Aim of the task
Lines containing the word "capita" are the ones to copy from the records below.

Data for the task
====================
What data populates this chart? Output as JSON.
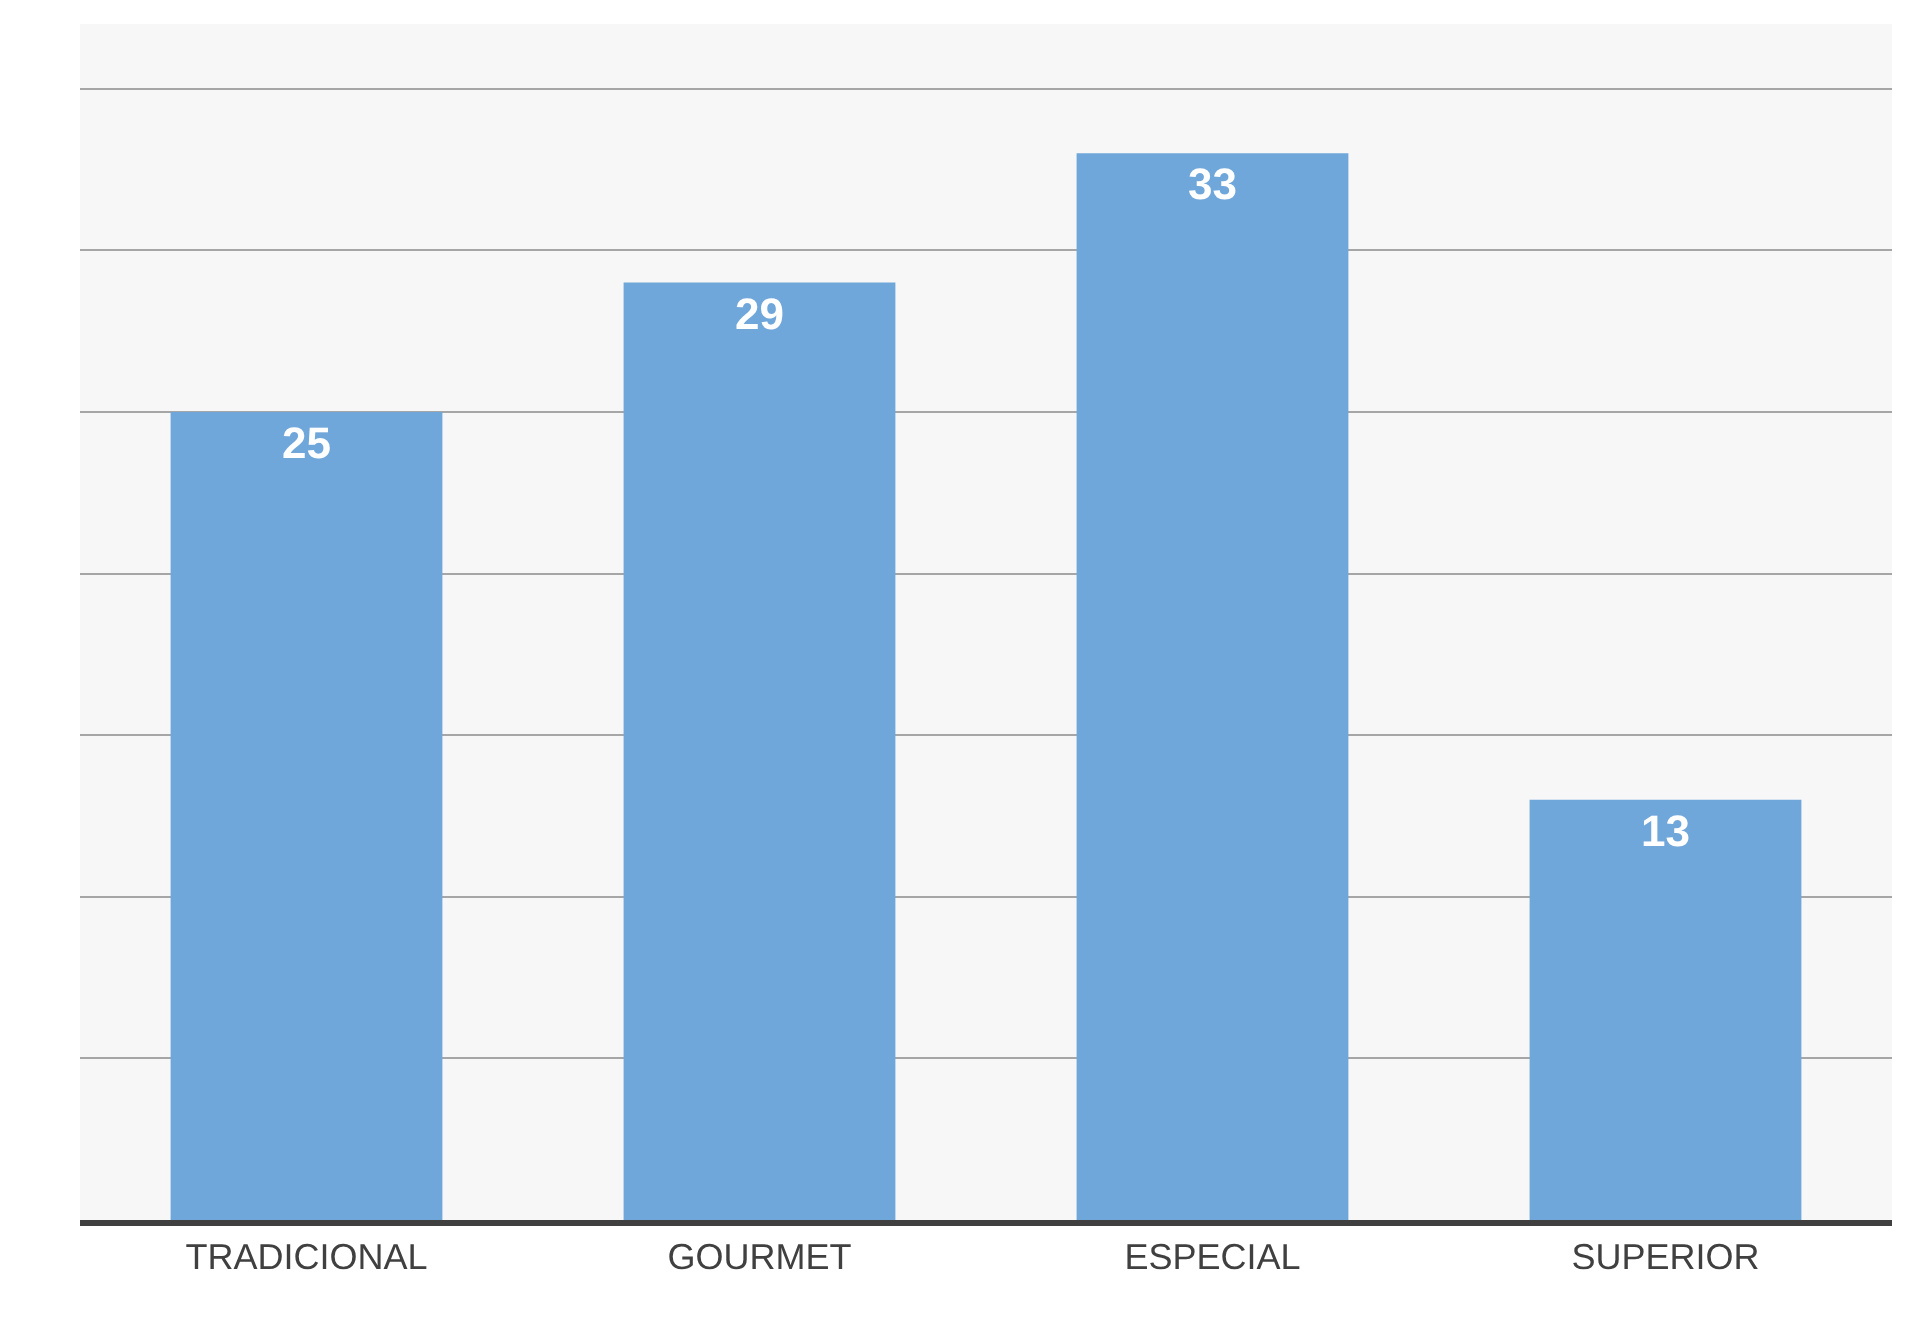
{
  "chart_data": {
    "type": "bar",
    "categories": [
      "TRADICIONAL",
      "GOURMET",
      "ESPECIAL",
      "SUPERIOR"
    ],
    "values": [
      25,
      29,
      33,
      13
    ],
    "color": "#70a7da",
    "data_labels": true,
    "ylim": [
      0,
      37
    ],
    "yticks": [
      {
        "value": 0,
        "label": null
      },
      {
        "value": 5,
        "label": null
      },
      {
        "value": 10,
        "label": null
      },
      {
        "value": 15,
        "label": null
      },
      {
        "value": 20,
        "label": null
      },
      {
        "value": 25,
        "label": null
      },
      {
        "value": 30,
        "label": null
      },
      {
        "value": 35,
        "label": null
      }
    ],
    "grid": "y",
    "tick_labels": "x",
    "legend": false
  }
}
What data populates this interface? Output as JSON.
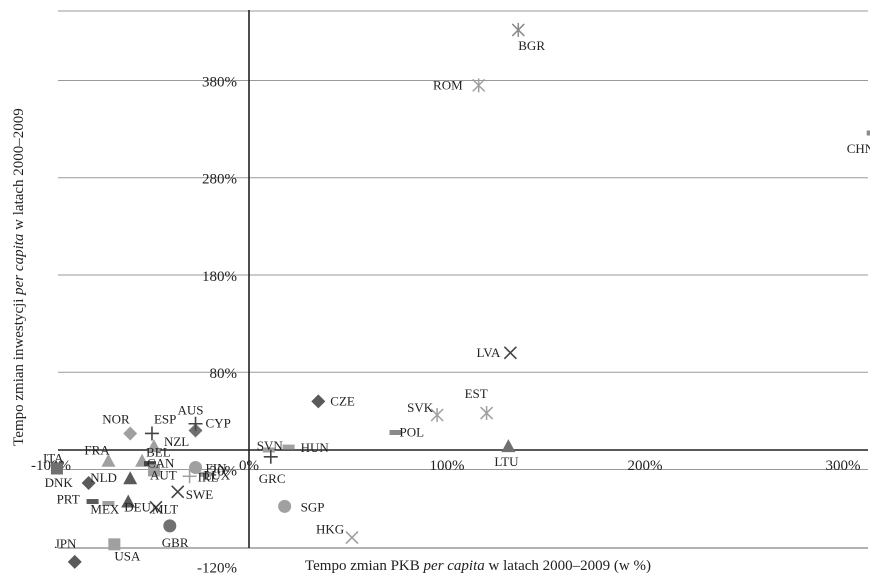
{
  "chart_data": {
    "type": "scatter",
    "title": "",
    "xlabel": "Tempo zmian PKB per capita w latach 2000–2009 (w %)",
    "xlabel_parts": [
      {
        "text": "Tempo zmian PKB ",
        "italic": false
      },
      {
        "text": "per capita",
        "italic": true
      },
      {
        "text": " w latach 2000–2009 (w %)",
        "italic": false
      }
    ],
    "ylabel": "Tempo zmian inwestycji per capita w latach 2000–2009",
    "ylabel_parts": [
      {
        "text": "Tempo zmian inwestycji ",
        "italic": false
      },
      {
        "text": "per capita",
        "italic": true
      },
      {
        "text": " w latach 2000–2009",
        "italic": false
      }
    ],
    "xlim": [
      -120,
      320
    ],
    "ylim": [
      -120,
      470
    ],
    "x_ticks": [
      {
        "value": -100,
        "label": "-100%"
      },
      {
        "value": 0,
        "label": "0%"
      },
      {
        "value": 100,
        "label": "100%"
      },
      {
        "value": 200,
        "label": "200%"
      },
      {
        "value": 300,
        "label": "300%"
      }
    ],
    "y_ticks": [
      {
        "value": -120,
        "label": "-120%"
      },
      {
        "value": -20,
        "label": "-20%"
      },
      {
        "value": 80,
        "label": "80%"
      },
      {
        "value": 180,
        "label": "180%"
      },
      {
        "value": 280,
        "label": "280%"
      },
      {
        "value": 380,
        "label": "380%"
      }
    ],
    "grid": "horizontal",
    "legend": "none",
    "marker_colors": {
      "dark": "#5a5a5a",
      "light": "#a0a0a0"
    },
    "points": [
      {
        "label": "BGR",
        "x": 136,
        "y": 432,
        "marker": "star",
        "color": "#8a8a8a"
      },
      {
        "label": "ROM",
        "x": 116,
        "y": 375,
        "marker": "star",
        "color": "#a0a0a0"
      },
      {
        "label": "CHN",
        "x": 315,
        "y": 326,
        "marker": "dash",
        "color": "#8a8a8a"
      },
      {
        "label": "LVA",
        "x": 132,
        "y": 100,
        "marker": "x",
        "color": "#444444"
      },
      {
        "label": "CZE",
        "x": 35,
        "y": 50,
        "marker": "diamond",
        "color": "#5a5a5a"
      },
      {
        "label": "SVK",
        "x": 95,
        "y": 36,
        "marker": "star",
        "color": "#a0a0a0"
      },
      {
        "label": "EST",
        "x": 120,
        "y": 38,
        "marker": "star",
        "color": "#a0a0a0"
      },
      {
        "label": "POL",
        "x": 74,
        "y": 18,
        "marker": "dash",
        "color": "#8a8a8a"
      },
      {
        "label": "LTU",
        "x": 131,
        "y": 4,
        "marker": "triangle",
        "color": "#707070"
      },
      {
        "label": "HUN",
        "x": 20,
        "y": 3,
        "marker": "dash",
        "color": "#a0a0a0"
      },
      {
        "label": "SVN",
        "x": 10,
        "y": 0,
        "marker": "dash",
        "color": "#a0a0a0"
      },
      {
        "label": "GRC",
        "x": 11,
        "y": -7,
        "marker": "plus",
        "color": "#444444"
      },
      {
        "label": "SGP",
        "x": 18,
        "y": -58,
        "marker": "circle",
        "color": "#a0a0a0"
      },
      {
        "label": "HKG",
        "x": 52,
        "y": -90,
        "marker": "x",
        "color": "#a0a0a0"
      },
      {
        "label": "AUS",
        "x": -27,
        "y": 20,
        "marker": "diamond",
        "color": "#707070"
      },
      {
        "label": "CYP",
        "x": -27,
        "y": 27,
        "marker": "plus",
        "color": "#444444"
      },
      {
        "label": "NOR",
        "x": -60,
        "y": 17,
        "marker": "diamond",
        "color": "#a0a0a0"
      },
      {
        "label": "ESP",
        "x": -49,
        "y": 17,
        "marker": "plus",
        "color": "#444444"
      },
      {
        "label": "NZL",
        "x": -48,
        "y": 4,
        "marker": "triangle",
        "color": "#a0a0a0"
      },
      {
        "label": "ITA",
        "x": -97,
        "y": -19,
        "marker": "square",
        "color": "#707070"
      },
      {
        "label": "FRA",
        "x": -71,
        "y": -11,
        "marker": "triangle",
        "color": "#a0a0a0"
      },
      {
        "label": "BEL",
        "x": -54,
        "y": -11,
        "marker": "triangle",
        "color": "#a0a0a0"
      },
      {
        "label": "CAN",
        "x": -50,
        "y": -14,
        "marker": "dash",
        "color": "#444444"
      },
      {
        "label": "FIN",
        "x": -27,
        "y": -18,
        "marker": "circle",
        "color": "#a0a0a0"
      },
      {
        "label": "LUX",
        "x": -22,
        "y": -25,
        "marker": "dash",
        "color": "#a0a0a0"
      },
      {
        "label": "IRL",
        "x": -30,
        "y": -27,
        "marker": "plus",
        "color": "#a0a0a0"
      },
      {
        "label": "AUT",
        "x": -48,
        "y": -21,
        "marker": "square",
        "color": "#a0a0a0"
      },
      {
        "label": "DNK",
        "x": -81,
        "y": -34,
        "marker": "diamond",
        "color": "#5a5a5a"
      },
      {
        "label": "NLD",
        "x": -60,
        "y": -29,
        "marker": "triangle",
        "color": "#5a5a5a"
      },
      {
        "label": "SWE",
        "x": -36,
        "y": -43,
        "marker": "x",
        "color": "#444444"
      },
      {
        "label": "PRT",
        "x": -79,
        "y": -53,
        "marker": "dash",
        "color": "#5a5a5a"
      },
      {
        "label": "MEX",
        "x": -71,
        "y": -55,
        "marker": "dash",
        "color": "#a0a0a0"
      },
      {
        "label": "DEU",
        "x": -61,
        "y": -53,
        "marker": "triangle",
        "color": "#5a5a5a"
      },
      {
        "label": "MLT",
        "x": -47,
        "y": -59,
        "marker": "x",
        "color": "#444444"
      },
      {
        "label": "JPN",
        "x": -88,
        "y": -115,
        "marker": "diamond",
        "color": "#5a5a5a"
      },
      {
        "label": "USA",
        "x": -68,
        "y": -97,
        "marker": "square",
        "color": "#a0a0a0"
      },
      {
        "label": "GBR",
        "x": -40,
        "y": -78,
        "marker": "circle",
        "color": "#707070"
      }
    ]
  }
}
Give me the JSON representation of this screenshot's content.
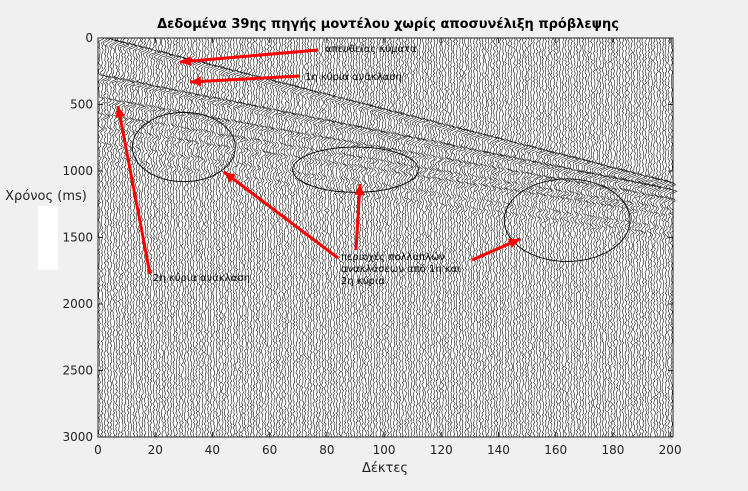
{
  "chart_data": {
    "type": "seismic-wiggle",
    "title": "Δεδομένα 39ης πηγής μοντέλου χωρίς αποσυνέλιξη πρόβλεψης",
    "xlabel": "Δέκτες",
    "ylabel": "Χρόνος (ms)",
    "xlim": [
      0,
      201
    ],
    "ylim": [
      0,
      3000
    ],
    "y_reversed": true,
    "x_ticks": [
      "0",
      "20",
      "40",
      "60",
      "80",
      "100",
      "120",
      "140",
      "160",
      "180",
      "200"
    ],
    "y_ticks": [
      "0",
      "500",
      "1000",
      "1500",
      "2000",
      "2500",
      "3000"
    ],
    "num_traces": 201,
    "events": [
      {
        "name": "direct",
        "t0": 0,
        "slope": 5.5,
        "strength": 1.4
      },
      {
        "name": "primary1",
        "t0": 290,
        "slope": 4.3,
        "strength": 1.3
      },
      {
        "name": "primary2",
        "t0": 460,
        "slope": 3.8,
        "strength": 1.0
      },
      {
        "name": "multiple_a",
        "t0": 580,
        "slope": 3.6,
        "strength": 0.8
      },
      {
        "name": "multiple_b",
        "t0": 680,
        "slope": 3.3,
        "strength": 0.7
      },
      {
        "name": "multiple_c",
        "t0": 800,
        "slope": 3.2,
        "strength": 0.6
      },
      {
        "name": "multiple_d",
        "t0": 900,
        "slope": 3.0,
        "strength": 0.5
      }
    ],
    "annotations": [
      {
        "label": "απευθείας κύματα"
      },
      {
        "label": "1η κύρια ανάκλαση"
      },
      {
        "label": "2η κύρια ανάκλαση"
      },
      {
        "label": "περιοχές πολλαπλών\nανακλάσεων από 1η και\n2η κύρια"
      }
    ],
    "regions": [
      {
        "center_x": 30,
        "center_y": 820,
        "rx": 18,
        "ry": 260
      },
      {
        "center_x": 90,
        "center_y": 990,
        "rx": 22,
        "ry": 170
      },
      {
        "center_x": 164,
        "center_y": 1370,
        "rx": 22,
        "ry": 310
      }
    ],
    "colors": {
      "trace": "#000000",
      "arrow": "#ff0000",
      "background": "#f0f0f0",
      "axes": "#ffffff"
    }
  }
}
====================
Expected answer
    "xlabel": "Tempo zmian PKB per capita w latach 2000–2009 (w %)",
        "text": "per capita",
    "ylabel": "Tempo zmian inwestycji per capita w latach 2000–2009",
        "text": "per capita",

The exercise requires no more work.